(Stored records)

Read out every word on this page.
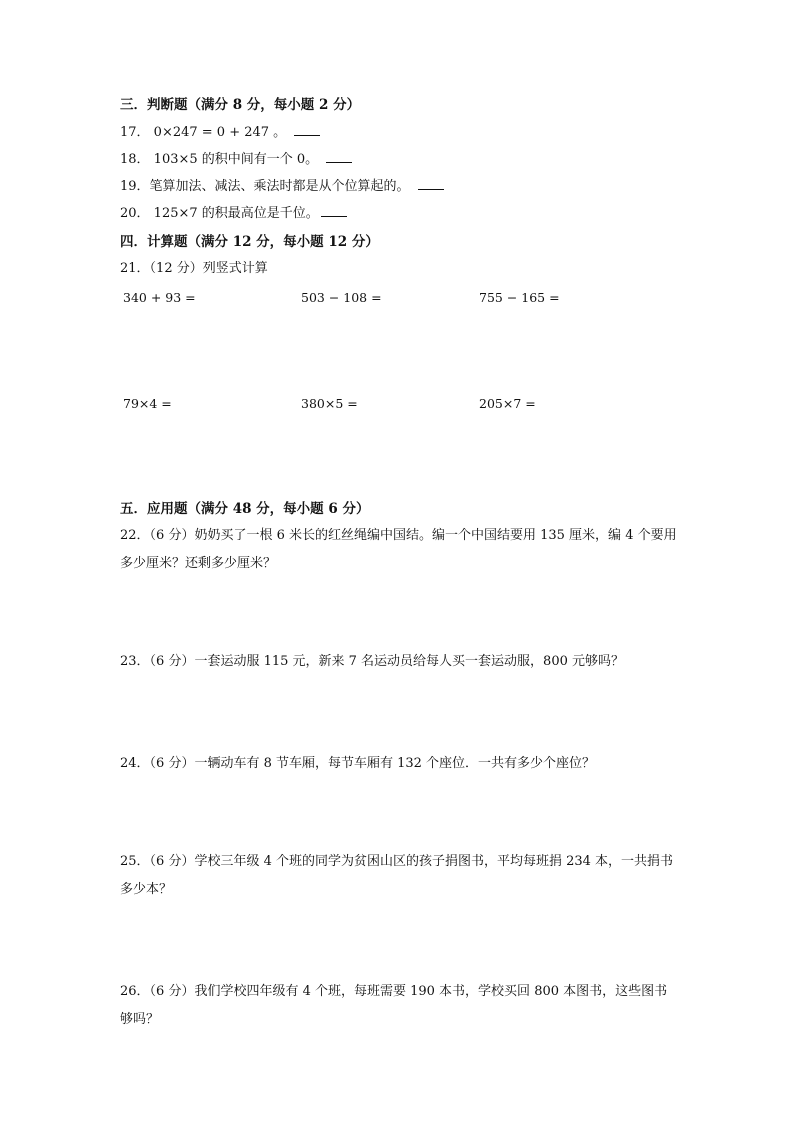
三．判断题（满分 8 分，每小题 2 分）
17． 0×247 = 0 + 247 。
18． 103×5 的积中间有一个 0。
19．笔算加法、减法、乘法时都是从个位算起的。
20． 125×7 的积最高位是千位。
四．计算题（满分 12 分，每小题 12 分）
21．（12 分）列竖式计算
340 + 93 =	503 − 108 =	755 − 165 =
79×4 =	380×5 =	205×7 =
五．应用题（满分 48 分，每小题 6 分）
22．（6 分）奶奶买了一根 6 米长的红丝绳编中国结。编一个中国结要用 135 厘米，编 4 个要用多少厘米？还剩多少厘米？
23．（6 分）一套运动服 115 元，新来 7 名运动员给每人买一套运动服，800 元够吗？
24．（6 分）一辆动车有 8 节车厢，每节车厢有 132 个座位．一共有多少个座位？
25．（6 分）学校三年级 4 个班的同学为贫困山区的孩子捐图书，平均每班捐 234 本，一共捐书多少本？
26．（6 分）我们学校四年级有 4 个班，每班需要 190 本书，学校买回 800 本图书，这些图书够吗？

--

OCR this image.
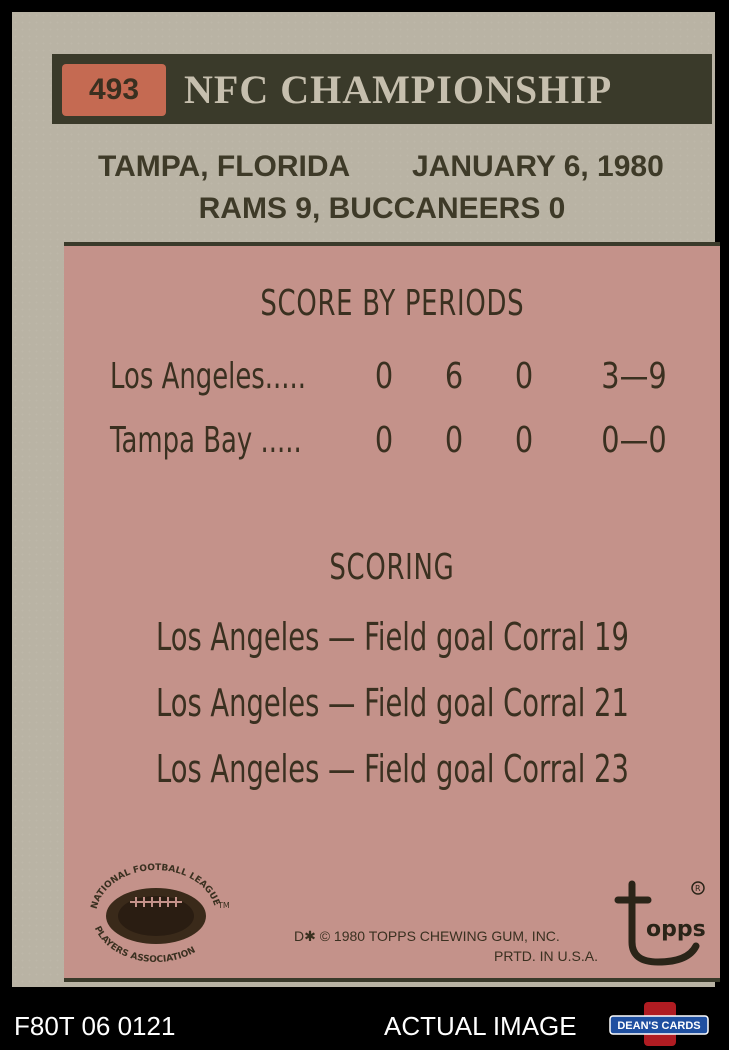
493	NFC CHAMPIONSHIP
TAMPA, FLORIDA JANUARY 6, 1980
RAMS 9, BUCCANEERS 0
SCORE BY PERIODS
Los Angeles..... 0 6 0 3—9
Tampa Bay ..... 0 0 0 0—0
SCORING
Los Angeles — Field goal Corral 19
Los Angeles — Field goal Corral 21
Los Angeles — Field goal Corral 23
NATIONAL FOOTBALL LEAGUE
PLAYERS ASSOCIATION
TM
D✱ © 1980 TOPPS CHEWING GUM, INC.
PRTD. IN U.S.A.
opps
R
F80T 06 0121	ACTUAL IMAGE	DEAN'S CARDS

==

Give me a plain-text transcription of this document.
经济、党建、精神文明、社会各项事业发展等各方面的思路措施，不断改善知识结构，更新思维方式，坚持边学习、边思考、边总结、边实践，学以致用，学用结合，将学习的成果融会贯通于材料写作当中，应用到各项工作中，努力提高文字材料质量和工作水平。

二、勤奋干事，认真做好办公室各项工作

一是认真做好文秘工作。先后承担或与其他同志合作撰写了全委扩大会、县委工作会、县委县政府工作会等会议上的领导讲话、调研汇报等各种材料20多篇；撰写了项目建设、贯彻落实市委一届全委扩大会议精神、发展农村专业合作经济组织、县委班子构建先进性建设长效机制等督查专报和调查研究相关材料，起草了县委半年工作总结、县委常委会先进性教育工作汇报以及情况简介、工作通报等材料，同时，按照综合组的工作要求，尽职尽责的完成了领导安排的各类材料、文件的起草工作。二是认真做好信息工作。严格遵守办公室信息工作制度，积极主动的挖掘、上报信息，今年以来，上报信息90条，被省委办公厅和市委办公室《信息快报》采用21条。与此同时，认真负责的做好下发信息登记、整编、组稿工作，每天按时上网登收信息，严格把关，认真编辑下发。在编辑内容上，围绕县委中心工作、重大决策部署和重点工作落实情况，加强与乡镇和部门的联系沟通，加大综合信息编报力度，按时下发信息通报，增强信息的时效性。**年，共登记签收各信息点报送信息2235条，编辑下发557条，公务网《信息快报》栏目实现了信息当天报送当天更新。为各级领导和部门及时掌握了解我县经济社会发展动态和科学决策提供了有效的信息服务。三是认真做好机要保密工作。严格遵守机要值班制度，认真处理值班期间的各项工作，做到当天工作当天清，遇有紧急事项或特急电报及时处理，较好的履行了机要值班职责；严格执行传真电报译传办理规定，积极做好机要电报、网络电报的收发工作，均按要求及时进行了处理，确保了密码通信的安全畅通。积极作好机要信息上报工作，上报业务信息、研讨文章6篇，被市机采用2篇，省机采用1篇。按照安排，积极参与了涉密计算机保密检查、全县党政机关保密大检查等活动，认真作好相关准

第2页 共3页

__TASK DIRECTIONS__
Give the count of lines holding the word "Corral" and nothing more.

__TASK SOLUTION__
3